__STATED EXERCISE__: Repeat the whole listing below, word for word.

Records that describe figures
-.-.-

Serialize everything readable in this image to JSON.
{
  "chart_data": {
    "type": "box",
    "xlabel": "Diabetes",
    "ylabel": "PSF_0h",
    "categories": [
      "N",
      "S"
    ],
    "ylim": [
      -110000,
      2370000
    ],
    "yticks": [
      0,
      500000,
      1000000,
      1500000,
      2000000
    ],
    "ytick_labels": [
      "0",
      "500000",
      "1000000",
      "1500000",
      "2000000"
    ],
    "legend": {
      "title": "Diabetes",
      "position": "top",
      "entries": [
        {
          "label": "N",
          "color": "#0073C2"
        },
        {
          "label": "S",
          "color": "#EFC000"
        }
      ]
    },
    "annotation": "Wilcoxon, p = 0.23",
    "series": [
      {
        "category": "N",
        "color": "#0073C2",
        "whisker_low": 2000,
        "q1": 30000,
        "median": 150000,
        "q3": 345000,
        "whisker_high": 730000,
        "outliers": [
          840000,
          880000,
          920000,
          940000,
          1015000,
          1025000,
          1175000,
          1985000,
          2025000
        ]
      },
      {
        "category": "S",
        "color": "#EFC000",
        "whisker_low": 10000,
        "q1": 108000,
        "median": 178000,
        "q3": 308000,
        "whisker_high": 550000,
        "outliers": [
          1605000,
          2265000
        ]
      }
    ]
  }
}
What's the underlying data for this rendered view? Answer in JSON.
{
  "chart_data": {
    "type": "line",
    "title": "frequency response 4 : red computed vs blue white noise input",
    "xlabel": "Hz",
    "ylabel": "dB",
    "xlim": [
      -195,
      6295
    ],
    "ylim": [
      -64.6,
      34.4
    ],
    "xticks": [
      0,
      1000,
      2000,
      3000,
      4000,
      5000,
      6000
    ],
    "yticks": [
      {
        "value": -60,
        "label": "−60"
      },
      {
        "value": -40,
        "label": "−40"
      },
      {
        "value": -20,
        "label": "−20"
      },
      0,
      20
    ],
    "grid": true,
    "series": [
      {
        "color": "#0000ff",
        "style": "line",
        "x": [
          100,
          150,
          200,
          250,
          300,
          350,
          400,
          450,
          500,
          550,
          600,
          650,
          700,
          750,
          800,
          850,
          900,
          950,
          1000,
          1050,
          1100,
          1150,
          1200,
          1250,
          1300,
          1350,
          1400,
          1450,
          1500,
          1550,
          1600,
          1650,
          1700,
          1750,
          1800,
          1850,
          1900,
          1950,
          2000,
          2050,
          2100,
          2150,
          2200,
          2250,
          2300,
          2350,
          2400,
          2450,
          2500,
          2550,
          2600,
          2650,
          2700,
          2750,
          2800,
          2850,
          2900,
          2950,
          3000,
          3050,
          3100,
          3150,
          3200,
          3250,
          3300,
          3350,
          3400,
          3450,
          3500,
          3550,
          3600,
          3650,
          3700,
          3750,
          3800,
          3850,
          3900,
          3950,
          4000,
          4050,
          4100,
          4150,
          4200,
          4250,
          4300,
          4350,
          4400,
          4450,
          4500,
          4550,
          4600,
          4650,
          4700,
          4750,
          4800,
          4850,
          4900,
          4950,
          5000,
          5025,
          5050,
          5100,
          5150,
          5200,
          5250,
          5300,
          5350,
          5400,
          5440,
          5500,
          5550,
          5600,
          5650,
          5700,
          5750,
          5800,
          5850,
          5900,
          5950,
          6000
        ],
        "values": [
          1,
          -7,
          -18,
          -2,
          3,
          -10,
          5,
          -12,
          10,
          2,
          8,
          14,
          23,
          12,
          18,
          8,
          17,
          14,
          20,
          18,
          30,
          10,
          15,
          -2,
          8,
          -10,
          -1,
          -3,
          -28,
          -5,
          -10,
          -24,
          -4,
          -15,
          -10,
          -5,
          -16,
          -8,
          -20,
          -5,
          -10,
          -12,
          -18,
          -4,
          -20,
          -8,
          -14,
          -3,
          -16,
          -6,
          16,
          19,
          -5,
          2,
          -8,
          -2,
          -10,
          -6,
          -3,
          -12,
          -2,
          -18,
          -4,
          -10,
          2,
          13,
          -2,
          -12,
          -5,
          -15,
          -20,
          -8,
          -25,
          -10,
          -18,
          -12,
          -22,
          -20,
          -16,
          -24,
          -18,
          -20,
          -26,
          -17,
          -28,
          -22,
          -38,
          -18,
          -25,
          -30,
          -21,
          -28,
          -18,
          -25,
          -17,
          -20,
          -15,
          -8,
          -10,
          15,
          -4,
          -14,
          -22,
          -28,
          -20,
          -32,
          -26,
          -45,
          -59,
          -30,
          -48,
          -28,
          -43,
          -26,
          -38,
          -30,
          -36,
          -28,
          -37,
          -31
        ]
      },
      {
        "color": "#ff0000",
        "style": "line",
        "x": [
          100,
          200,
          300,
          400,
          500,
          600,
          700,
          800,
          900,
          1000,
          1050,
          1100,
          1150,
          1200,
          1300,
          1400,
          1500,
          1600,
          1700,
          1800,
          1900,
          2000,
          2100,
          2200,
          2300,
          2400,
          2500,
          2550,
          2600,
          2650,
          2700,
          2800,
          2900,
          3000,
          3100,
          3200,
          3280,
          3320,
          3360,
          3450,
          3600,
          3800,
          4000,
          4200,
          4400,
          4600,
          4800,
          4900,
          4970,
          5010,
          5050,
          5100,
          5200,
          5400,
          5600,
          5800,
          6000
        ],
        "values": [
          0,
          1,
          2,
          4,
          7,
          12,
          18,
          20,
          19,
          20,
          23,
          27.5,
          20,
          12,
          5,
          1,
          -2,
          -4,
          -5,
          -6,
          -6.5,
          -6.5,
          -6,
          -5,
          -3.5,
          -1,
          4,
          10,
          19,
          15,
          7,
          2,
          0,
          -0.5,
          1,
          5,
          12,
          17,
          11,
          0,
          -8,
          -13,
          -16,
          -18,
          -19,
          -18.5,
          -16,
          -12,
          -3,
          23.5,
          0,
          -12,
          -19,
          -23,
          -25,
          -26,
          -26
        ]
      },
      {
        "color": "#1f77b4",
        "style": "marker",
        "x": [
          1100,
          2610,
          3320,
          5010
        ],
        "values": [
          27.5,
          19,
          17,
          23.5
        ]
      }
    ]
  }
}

-.-.-

__COMPLETE ANSWER__:
Serialize everything readable in this image to JSON.
{
  "chart_data": {
    "type": "box",
    "xlabel": "Diabetes",
    "ylabel": "PSF_0h",
    "categories": [
      "N",
      "S"
    ],
    "ylim": [
      -110000,
      2370000
    ],
    "yticks": [
      0,
      500000,
      1000000,
      1500000,
      2000000
    ],
    "ytick_labels": [
      "0",
      "500000",
      "1000000",
      "1500000",
      "2000000"
    ],
    "legend": {
      "title": "Diabetes",
      "position": "top",
      "entries": [
        {
          "label": "N",
          "color": "#0073C2"
        },
        {
          "label": "S",
          "color": "#EFC000"
        }
      ]
    },
    "annotation": "Wilcoxon, p = 0.23",
    "series": [
      {
        "category": "N",
        "color": "#0073C2",
        "whisker_low": 2000,
        "q1": 30000,
        "median": 150000,
        "q3": 345000,
        "whisker_high": 730000,
        "outliers": [
          840000,
          880000,
          920000,
          940000,
          1015000,
          1025000,
          1175000,
          1985000,
          2025000
        ]
      },
      {
        "category": "S",
        "color": "#EFC000",
        "whisker_low": 10000,
        "q1": 108000,
        "median": 178000,
        "q3": 308000,
        "whisker_high": 550000,
        "outliers": [
          1605000,
          2265000
        ]
      }
    ]
  }
}
What's the underlying data for this rendered view? Answer in JSON.
{
  "chart_data": {
    "type": "line",
    "title": "frequency response 4 : red computed vs blue white noise input",
    "xlabel": "Hz",
    "ylabel": "dB",
    "xlim": [
      -195,
      6295
    ],
    "ylim": [
      -64.6,
      34.4
    ],
    "xticks": [
      0,
      1000,
      2000,
      3000,
      4000,
      5000,
      6000
    ],
    "yticks": [
      {
        "value": -60,
        "label": "−60"
      },
      {
        "value": -40,
        "label": "−40"
      },
      {
        "value": -20,
        "label": "−20"
      },
      0,
      20
    ],
    "grid": true,
    "series": [
      {
        "color": "#0000ff",
        "style": "line",
        "x": [
          100,
          150,
          200,
          250,
          300,
          350,
          400,
          450,
          500,
          550,
          600,
          650,
          700,
          750,
          800,
          850,
          900,
          950,
          1000,
          1050,
          1100,
          1150,
          1200,
          1250,
          1300,
          1350,
          1400,
          1450,
          1500,
          1550,
          1600,
          1650,
          1700,
          1750,
          1800,
          1850,
          1900,
          1950,
          2000,
          2050,
          2100,
          2150,
          2200,
          2250,
          2300,
          2350,
          2400,
          2450,
          2500,
          2550,
          2600,
          2650,
          2700,
          2750,
          2800,
          2850,
          2900,
          2950,
          3000,
          3050,
          3100,
          3150,
          3200,
          3250,
          3300,
          3350,
          3400,
          3450,
          3500,
          3550,
          3600,
          3650,
          3700,
          3750,
          3800,
          3850,
          3900,
          3950,
          4000,
          4050,
          4100,
          4150,
          4200,
          4250,
          4300,
          4350,
          4400,
          4450,
          4500,
          4550,
          4600,
          4650,
          4700,
          4750,
          4800,
          4850,
          4900,
          4950,
          5000,
          5025,
          5050,
          5100,
          5150,
          5200,
          5250,
          5300,
          5350,
          5400,
          5440,
          5500,
          5550,
          5600,
          5650,
          5700,
          5750,
          5800,
          5850,
          5900,
          5950,
          6000
        ],
        "values": [
          1,
          -7,
          -18,
          -2,
          3,
          -10,
          5,
          -12,
          10,
          2,
          8,
          14,
          23,
          12,
          18,
          8,
          17,
          14,
          20,
          18,
          30,
          10,
          15,
          -2,
          8,
          -10,
          -1,
          -3,
          -28,
          -5,
          -10,
          -24,
          -4,
          -15,
          -10,
          -5,
          -16,
          -8,
          -20,
          -5,
          -10,
          -12,
          -18,
          -4,
          -20,
          -8,
          -14,
          -3,
          -16,
          -6,
          16,
          19,
          -5,
          2,
          -8,
          -2,
          -10,
          -6,
          -3,
          -12,
          -2,
          -18,
          -4,
          -10,
          2,
          13,
          -2,
          -12,
          -5,
          -15,
          -20,
          -8,
          -25,
          -10,
          -18,
          -12,
          -22,
          -20,
          -16,
          -24,
          -18,
          -20,
          -26,
          -17,
          -28,
          -22,
          -38,
          -18,
          -25,
          -30,
          -21,
          -28,
          -18,
          -25,
          -17,
          -20,
          -15,
          -8,
          -10,
          15,
          -4,
          -14,
          -22,
          -28,
          -20,
          -32,
          -26,
          -45,
          -59,
          -30,
          -48,
          -28,
          -43,
          -26,
          -38,
          -30,
          -36,
          -28,
          -37,
          -31
        ]
      },
      {
        "color": "#ff0000",
        "style": "line",
        "x": [
          100,
          200,
          300,
          400,
          500,
          600,
          700,
          800,
          900,
          1000,
          1050,
          1100,
          1150,
          1200,
          1300,
          1400,
          1500,
          1600,
          1700,
          1800,
          1900,
          2000,
          2100,
          2200,
          2300,
          2400,
          2500,
          2550,
          2600,
          2650,
          2700,
          2800,
          2900,
          3000,
          3100,
          3200,
          3280,
          3320,
          3360,
          3450,
          3600,
          3800,
          4000,
          4200,
          4400,
          4600,
          4800,
          4900,
          4970,
          5010,
          5050,
          5100,
          5200,
          5400,
          5600,
          5800,
          6000
        ],
        "values": [
          0,
          1,
          2,
          4,
          7,
          12,
          18,
          20,
          19,
          20,
          23,
          27.5,
          20,
          12,
          5,
          1,
          -2,
          -4,
          -5,
          -6,
          -6.5,
          -6.5,
          -6,
          -5,
          -3.5,
          -1,
          4,
          10,
          19,
          15,
          7,
          2,
          0,
          -0.5,
          1,
          5,
          12,
          17,
          11,
          0,
          -8,
          -13,
          -16,
          -18,
          -19,
          -18.5,
          -16,
          -12,
          -3,
          23.5,
          0,
          -12,
          -19,
          -23,
          -25,
          -26,
          -26
        ]
      },
      {
        "color": "#1f77b4",
        "style": "marker",
        "x": [
          1100,
          2610,
          3320,
          5010
        ],
        "values": [
          27.5,
          19,
          17,
          23.5
        ]
      }
    ]
  }
}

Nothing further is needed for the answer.